* START *

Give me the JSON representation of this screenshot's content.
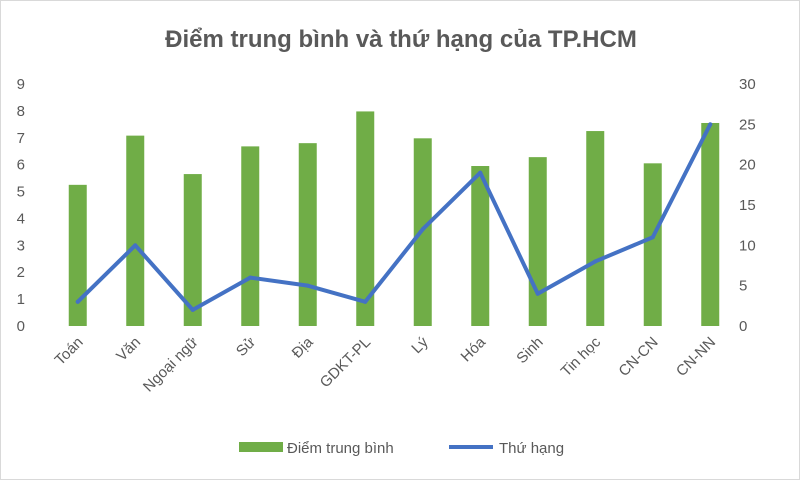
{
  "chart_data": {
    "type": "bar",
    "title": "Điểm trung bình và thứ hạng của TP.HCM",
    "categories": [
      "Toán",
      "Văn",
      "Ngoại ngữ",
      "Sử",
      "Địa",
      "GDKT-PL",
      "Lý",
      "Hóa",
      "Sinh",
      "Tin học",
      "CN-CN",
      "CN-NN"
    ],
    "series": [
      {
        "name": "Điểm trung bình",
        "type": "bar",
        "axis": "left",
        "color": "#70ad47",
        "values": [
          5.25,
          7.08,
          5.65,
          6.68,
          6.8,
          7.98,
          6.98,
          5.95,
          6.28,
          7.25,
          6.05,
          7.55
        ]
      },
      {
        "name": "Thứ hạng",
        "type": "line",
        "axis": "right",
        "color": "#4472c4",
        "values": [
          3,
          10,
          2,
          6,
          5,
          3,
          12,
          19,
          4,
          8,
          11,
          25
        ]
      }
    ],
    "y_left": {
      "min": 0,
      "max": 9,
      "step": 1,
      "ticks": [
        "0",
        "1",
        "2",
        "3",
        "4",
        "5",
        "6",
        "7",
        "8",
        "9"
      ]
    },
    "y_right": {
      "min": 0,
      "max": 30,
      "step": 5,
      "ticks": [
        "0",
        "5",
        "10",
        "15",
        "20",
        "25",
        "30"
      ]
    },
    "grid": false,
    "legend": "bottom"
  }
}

* END *

WHAT YOU HAVE TO DO: From the listing, extract all text exactly as given and drop any picture.

RESULT FOR THIS EXERCISE:
Give me the JSON representation of this screenshot's content.
{
  "chart_data": {
    "type": "bar",
    "title": "Điểm trung bình và thứ hạng của TP.HCM",
    "categories": [
      "Toán",
      "Văn",
      "Ngoại ngữ",
      "Sử",
      "Địa",
      "GDKT-PL",
      "Lý",
      "Hóa",
      "Sinh",
      "Tin học",
      "CN-CN",
      "CN-NN"
    ],
    "series": [
      {
        "name": "Điểm trung bình",
        "type": "bar",
        "axis": "left",
        "color": "#70ad47",
        "values": [
          5.25,
          7.08,
          5.65,
          6.68,
          6.8,
          7.98,
          6.98,
          5.95,
          6.28,
          7.25,
          6.05,
          7.55
        ]
      },
      {
        "name": "Thứ hạng",
        "type": "line",
        "axis": "right",
        "color": "#4472c4",
        "values": [
          3,
          10,
          2,
          6,
          5,
          3,
          12,
          19,
          4,
          8,
          11,
          25
        ]
      }
    ],
    "y_left": {
      "min": 0,
      "max": 9,
      "step": 1,
      "ticks": [
        "0",
        "1",
        "2",
        "3",
        "4",
        "5",
        "6",
        "7",
        "8",
        "9"
      ]
    },
    "y_right": {
      "min": 0,
      "max": 30,
      "step": 5,
      "ticks": [
        "0",
        "5",
        "10",
        "15",
        "20",
        "25",
        "30"
      ]
    },
    "grid": false,
    "legend": "bottom"
  }
}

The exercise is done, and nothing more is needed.